_Work required_
The records below must be written out exactly, with every picture left behind.

_Saved data entries_
----------------

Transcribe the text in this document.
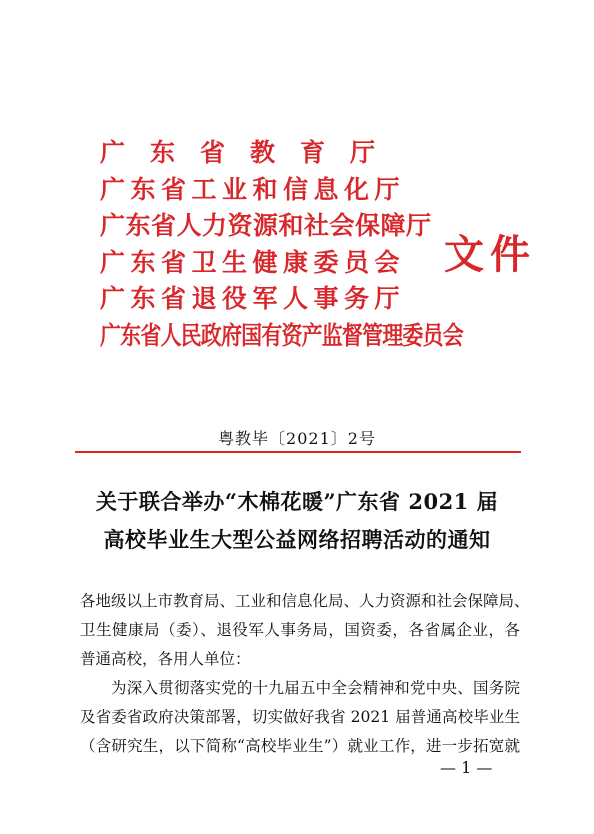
广东省教育厅
广东省工业和信息化厅
广东省人力资源和社会保障厅
广东省卫生健康委员会
广东省退役军人事务厅
广东省人民政府国有资产监督管理委员会
文件
粤教毕〔2021〕2号
关于联合举办“木棉花暖”广东省 2021 届
高校毕业生大型公益网络招聘活动的通知
各地级以上市教育局、工业和信息化局、人力资源和社会保障局、
卫生健康局（委）、退役军人事务局，国资委，各省属企业，各
普通高校，各用人单位：
为深入贯彻落实党的十九届五中全会精神和党中央、国务院
及省委省政府决策部署，切实做好我省 2021 届普通高校毕业生
（含研究生，以下简称“高校毕业生”）就业工作，进一步拓宽就
— 1 —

----------------

_Correct response_
Transcribe the text in this document.
广东省教育厅
广东省工业和信息化厅
广东省人力资源和社会保障厅
广东省卫生健康委员会
广东省退役军人事务厅
广东省人民政府国有资产监督管理委员会
文件
粤教毕〔2021〕2号
关于联合举办“木棉花暖”广东省 2021 届
高校毕业生大型公益网络招聘活动的通知
各地级以上市教育局、工业和信息化局、人力资源和社会保障局、
卫生健康局（委）、退役军人事务局，国资委，各省属企业，各
普通高校，各用人单位：
为深入贯彻落实党的十九届五中全会精神和党中央、国务院
及省委省政府决策部署，切实做好我省 2021 届普通高校毕业生
（含研究生，以下简称“高校毕业生”）就业工作，进一步拓宽就
— 1 —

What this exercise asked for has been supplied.